■ **Do this**
Return each line of the material verbatim.

■ **Records to use**
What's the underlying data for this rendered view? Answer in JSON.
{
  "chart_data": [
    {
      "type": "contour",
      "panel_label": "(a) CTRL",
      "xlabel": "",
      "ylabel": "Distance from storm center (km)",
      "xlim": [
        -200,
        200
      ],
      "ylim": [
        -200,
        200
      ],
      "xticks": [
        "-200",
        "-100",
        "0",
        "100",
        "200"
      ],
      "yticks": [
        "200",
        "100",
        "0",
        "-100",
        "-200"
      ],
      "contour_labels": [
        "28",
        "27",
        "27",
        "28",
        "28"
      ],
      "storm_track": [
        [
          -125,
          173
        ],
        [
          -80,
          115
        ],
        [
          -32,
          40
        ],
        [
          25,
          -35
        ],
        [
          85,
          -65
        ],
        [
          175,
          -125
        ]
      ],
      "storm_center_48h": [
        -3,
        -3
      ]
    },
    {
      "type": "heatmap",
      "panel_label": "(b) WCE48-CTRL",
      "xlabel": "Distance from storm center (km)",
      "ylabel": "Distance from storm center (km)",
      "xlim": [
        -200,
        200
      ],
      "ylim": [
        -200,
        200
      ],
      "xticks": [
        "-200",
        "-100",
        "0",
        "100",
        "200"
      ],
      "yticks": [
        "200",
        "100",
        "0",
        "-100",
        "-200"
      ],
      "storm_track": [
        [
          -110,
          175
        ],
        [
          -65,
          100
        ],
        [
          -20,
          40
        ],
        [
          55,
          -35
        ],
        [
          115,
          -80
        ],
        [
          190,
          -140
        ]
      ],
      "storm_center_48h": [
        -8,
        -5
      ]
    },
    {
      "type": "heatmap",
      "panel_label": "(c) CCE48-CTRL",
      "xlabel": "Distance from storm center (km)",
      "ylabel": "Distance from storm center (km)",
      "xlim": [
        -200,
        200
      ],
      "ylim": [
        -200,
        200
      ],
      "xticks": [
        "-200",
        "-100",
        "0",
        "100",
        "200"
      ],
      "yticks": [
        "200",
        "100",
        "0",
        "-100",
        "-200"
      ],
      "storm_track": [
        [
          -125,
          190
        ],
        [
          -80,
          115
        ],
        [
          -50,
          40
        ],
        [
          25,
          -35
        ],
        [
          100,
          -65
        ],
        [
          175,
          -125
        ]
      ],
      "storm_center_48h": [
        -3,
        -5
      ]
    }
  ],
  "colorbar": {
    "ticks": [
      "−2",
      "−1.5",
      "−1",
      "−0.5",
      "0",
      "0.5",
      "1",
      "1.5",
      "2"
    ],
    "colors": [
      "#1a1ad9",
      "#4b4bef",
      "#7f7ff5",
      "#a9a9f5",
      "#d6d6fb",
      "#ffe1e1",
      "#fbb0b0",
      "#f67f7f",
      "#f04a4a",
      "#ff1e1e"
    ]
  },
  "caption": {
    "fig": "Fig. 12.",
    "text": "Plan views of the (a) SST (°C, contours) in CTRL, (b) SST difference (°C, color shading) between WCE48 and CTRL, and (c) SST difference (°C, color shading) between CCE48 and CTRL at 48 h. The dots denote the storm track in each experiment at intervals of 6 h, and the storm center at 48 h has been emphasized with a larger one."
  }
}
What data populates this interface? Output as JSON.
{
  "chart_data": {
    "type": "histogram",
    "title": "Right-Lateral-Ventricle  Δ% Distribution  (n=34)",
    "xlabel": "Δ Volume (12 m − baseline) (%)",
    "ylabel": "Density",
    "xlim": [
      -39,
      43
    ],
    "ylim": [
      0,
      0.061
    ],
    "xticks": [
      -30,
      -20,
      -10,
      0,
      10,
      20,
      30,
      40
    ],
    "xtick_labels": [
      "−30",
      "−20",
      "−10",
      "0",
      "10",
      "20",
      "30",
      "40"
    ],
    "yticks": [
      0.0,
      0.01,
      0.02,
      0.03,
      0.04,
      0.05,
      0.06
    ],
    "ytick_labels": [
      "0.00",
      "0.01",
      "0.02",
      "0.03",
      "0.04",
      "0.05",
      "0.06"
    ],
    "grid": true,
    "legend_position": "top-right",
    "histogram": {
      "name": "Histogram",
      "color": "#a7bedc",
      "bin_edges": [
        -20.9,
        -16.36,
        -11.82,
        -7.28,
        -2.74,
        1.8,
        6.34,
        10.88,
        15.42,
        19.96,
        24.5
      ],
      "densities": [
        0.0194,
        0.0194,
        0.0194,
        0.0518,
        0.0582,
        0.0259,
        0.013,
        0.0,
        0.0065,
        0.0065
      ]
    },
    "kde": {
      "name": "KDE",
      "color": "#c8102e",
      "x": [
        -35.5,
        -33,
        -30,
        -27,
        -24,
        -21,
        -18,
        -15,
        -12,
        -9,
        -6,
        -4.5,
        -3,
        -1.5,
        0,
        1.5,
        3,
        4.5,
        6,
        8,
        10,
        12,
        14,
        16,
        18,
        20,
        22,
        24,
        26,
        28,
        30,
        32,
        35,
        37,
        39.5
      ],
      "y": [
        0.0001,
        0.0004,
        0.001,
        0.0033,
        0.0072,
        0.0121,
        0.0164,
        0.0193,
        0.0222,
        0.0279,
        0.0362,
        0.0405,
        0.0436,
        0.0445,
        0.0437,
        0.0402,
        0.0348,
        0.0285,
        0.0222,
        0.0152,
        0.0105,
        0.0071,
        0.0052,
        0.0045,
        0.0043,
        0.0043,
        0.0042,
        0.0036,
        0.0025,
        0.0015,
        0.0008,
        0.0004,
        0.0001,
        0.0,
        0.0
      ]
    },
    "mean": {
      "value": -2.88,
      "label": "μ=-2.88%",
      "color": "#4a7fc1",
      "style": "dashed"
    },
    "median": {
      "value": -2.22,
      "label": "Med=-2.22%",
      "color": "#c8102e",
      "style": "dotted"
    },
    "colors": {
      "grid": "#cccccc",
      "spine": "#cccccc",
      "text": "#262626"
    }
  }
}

■ **Response**
What's the underlying data for this rendered view? Answer in JSON.
{
  "chart_data": [
    {
      "type": "contour",
      "panel_label": "(a) CTRL",
      "xlabel": "",
      "ylabel": "Distance from storm center (km)",
      "xlim": [
        -200,
        200
      ],
      "ylim": [
        -200,
        200
      ],
      "xticks": [
        "-200",
        "-100",
        "0",
        "100",
        "200"
      ],
      "yticks": [
        "200",
        "100",
        "0",
        "-100",
        "-200"
      ],
      "contour_labels": [
        "28",
        "27",
        "27",
        "28",
        "28"
      ],
      "storm_track": [
        [
          -125,
          173
        ],
        [
          -80,
          115
        ],
        [
          -32,
          40
        ],
        [
          25,
          -35
        ],
        [
          85,
          -65
        ],
        [
          175,
          -125
        ]
      ],
      "storm_center_48h": [
        -3,
        -3
      ]
    },
    {
      "type": "heatmap",
      "panel_label": "(b) WCE48-CTRL",
      "xlabel": "Distance from storm center (km)",
      "ylabel": "Distance from storm center (km)",
      "xlim": [
        -200,
        200
      ],
      "ylim": [
        -200,
        200
      ],
      "xticks": [
        "-200",
        "-100",
        "0",
        "100",
        "200"
      ],
      "yticks": [
        "200",
        "100",
        "0",
        "-100",
        "-200"
      ],
      "storm_track": [
        [
          -110,
          175
        ],
        [
          -65,
          100
        ],
        [
          -20,
          40
        ],
        [
          55,
          -35
        ],
        [
          115,
          -80
        ],
        [
          190,
          -140
        ]
      ],
      "storm_center_48h": [
        -8,
        -5
      ]
    },
    {
      "type": "heatmap",
      "panel_label": "(c) CCE48-CTRL",
      "xlabel": "Distance from storm center (km)",
      "ylabel": "Distance from storm center (km)",
      "xlim": [
        -200,
        200
      ],
      "ylim": [
        -200,
        200
      ],
      "xticks": [
        "-200",
        "-100",
        "0",
        "100",
        "200"
      ],
      "yticks": [
        "200",
        "100",
        "0",
        "-100",
        "-200"
      ],
      "storm_track": [
        [
          -125,
          190
        ],
        [
          -80,
          115
        ],
        [
          -50,
          40
        ],
        [
          25,
          -35
        ],
        [
          100,
          -65
        ],
        [
          175,
          -125
        ]
      ],
      "storm_center_48h": [
        -3,
        -5
      ]
    }
  ],
  "colorbar": {
    "ticks": [
      "−2",
      "−1.5",
      "−1",
      "−0.5",
      "0",
      "0.5",
      "1",
      "1.5",
      "2"
    ],
    "colors": [
      "#1a1ad9",
      "#4b4bef",
      "#7f7ff5",
      "#a9a9f5",
      "#d6d6fb",
      "#ffe1e1",
      "#fbb0b0",
      "#f67f7f",
      "#f04a4a",
      "#ff1e1e"
    ]
  },
  "caption": {
    "fig": "Fig. 12.",
    "text": "Plan views of the (a) SST (°C, contours) in CTRL, (b) SST difference (°C, color shading) between WCE48 and CTRL, and (c) SST difference (°C, color shading) between CCE48 and CTRL at 48 h. The dots denote the storm track in each experiment at intervals of 6 h, and the storm center at 48 h has been emphasized with a larger one."
  }
}
What data populates this interface? Output as JSON.
{
  "chart_data": {
    "type": "histogram",
    "title": "Right-Lateral-Ventricle  Δ% Distribution  (n=34)",
    "xlabel": "Δ Volume (12 m − baseline) (%)",
    "ylabel": "Density",
    "xlim": [
      -39,
      43
    ],
    "ylim": [
      0,
      0.061
    ],
    "xticks": [
      -30,
      -20,
      -10,
      0,
      10,
      20,
      30,
      40
    ],
    "xtick_labels": [
      "−30",
      "−20",
      "−10",
      "0",
      "10",
      "20",
      "30",
      "40"
    ],
    "yticks": [
      0.0,
      0.01,
      0.02,
      0.03,
      0.04,
      0.05,
      0.06
    ],
    "ytick_labels": [
      "0.00",
      "0.01",
      "0.02",
      "0.03",
      "0.04",
      "0.05",
      "0.06"
    ],
    "grid": true,
    "legend_position": "top-right",
    "histogram": {
      "name": "Histogram",
      "color": "#a7bedc",
      "bin_edges": [
        -20.9,
        -16.36,
        -11.82,
        -7.28,
        -2.74,
        1.8,
        6.34,
        10.88,
        15.42,
        19.96,
        24.5
      ],
      "densities": [
        0.0194,
        0.0194,
        0.0194,
        0.0518,
        0.0582,
        0.0259,
        0.013,
        0.0,
        0.0065,
        0.0065
      ]
    },
    "kde": {
      "name": "KDE",
      "color": "#c8102e",
      "x": [
        -35.5,
        -33,
        -30,
        -27,
        -24,
        -21,
        -18,
        -15,
        -12,
        -9,
        -6,
        -4.5,
        -3,
        -1.5,
        0,
        1.5,
        3,
        4.5,
        6,
        8,
        10,
        12,
        14,
        16,
        18,
        20,
        22,
        24,
        26,
        28,
        30,
        32,
        35,
        37,
        39.5
      ],
      "y": [
        0.0001,
        0.0004,
        0.001,
        0.0033,
        0.0072,
        0.0121,
        0.0164,
        0.0193,
        0.0222,
        0.0279,
        0.0362,
        0.0405,
        0.0436,
        0.0445,
        0.0437,
        0.0402,
        0.0348,
        0.0285,
        0.0222,
        0.0152,
        0.0105,
        0.0071,
        0.0052,
        0.0045,
        0.0043,
        0.0043,
        0.0042,
        0.0036,
        0.0025,
        0.0015,
        0.0008,
        0.0004,
        0.0001,
        0.0,
        0.0
      ]
    },
    "mean": {
      "value": -2.88,
      "label": "μ=-2.88%",
      "color": "#4a7fc1",
      "style": "dashed"
    },
    "median": {
      "value": -2.22,
      "label": "Med=-2.22%",
      "color": "#c8102e",
      "style": "dotted"
    },
    "colors": {
      "grid": "#cccccc",
      "spine": "#cccccc",
      "text": "#262626"
    }
  }
}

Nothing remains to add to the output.